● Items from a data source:

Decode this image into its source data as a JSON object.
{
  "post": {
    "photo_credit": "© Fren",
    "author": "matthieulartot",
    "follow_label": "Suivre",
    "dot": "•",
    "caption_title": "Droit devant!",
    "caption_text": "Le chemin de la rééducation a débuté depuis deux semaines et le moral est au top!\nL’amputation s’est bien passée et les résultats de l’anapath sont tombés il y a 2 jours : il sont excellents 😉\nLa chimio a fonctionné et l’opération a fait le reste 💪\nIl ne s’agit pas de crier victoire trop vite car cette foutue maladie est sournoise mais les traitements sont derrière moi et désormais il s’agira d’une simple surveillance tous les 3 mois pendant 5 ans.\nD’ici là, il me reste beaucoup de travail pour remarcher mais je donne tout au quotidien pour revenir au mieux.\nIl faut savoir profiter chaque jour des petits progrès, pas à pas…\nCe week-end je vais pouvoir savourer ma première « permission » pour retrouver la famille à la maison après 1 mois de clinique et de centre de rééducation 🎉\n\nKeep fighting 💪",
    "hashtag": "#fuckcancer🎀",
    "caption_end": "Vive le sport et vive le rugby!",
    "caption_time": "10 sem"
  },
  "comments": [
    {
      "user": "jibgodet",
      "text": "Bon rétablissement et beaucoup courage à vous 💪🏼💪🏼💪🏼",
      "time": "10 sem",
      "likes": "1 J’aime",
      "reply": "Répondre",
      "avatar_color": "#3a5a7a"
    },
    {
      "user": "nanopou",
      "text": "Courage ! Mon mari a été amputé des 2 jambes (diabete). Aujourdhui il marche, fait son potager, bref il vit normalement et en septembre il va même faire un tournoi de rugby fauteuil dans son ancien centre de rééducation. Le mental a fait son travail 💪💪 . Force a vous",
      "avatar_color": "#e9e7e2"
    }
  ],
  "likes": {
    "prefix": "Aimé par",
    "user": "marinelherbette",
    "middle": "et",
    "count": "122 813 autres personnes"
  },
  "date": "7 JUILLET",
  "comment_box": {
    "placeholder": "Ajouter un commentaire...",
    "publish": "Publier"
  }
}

● Work to complete: Count the lines in the records above that contain the word "centre", and give only the number.

● Correct output: 2